**The exercise:** Find and copy each line of the records where the string "voudrais" shows up.

**Available data:**

------------

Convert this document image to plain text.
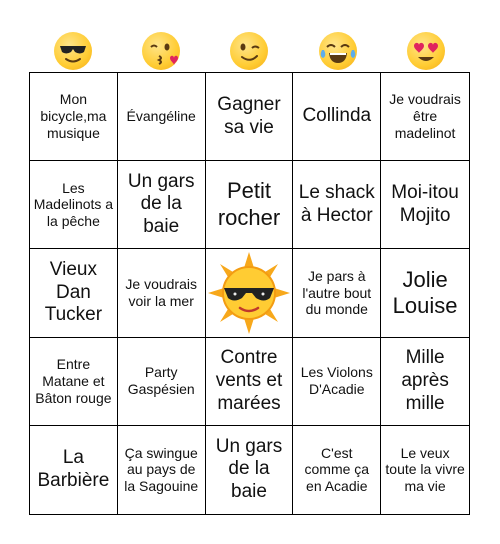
Mon bicycle,ma musique
Évangéline
Gagner sa vie
Collinda
Je voudrais être madelinot
Les Madelinots a la pêche
Un gars de la baie
Petit rocher
Le shack à Hector
Moi-itou Mojito
Vieux Dan Tucker
Je voudrais voir la mer
Je pars à l'autre bout du monde
Jolie Louise
Entre Matane et Bâton rouge
Party Gaspésien
Contre vents et marées
Les Violons D'Acadie
Mille après mille
La Barbière
Ça swingue au pays de la Sagouine
Un gars de la baie
C'est comme ça en Acadie
Le veux toute la vivre ma vie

------------

**Finished exercise:**
Je voudrais être madelinot
Je voudrais voir la mer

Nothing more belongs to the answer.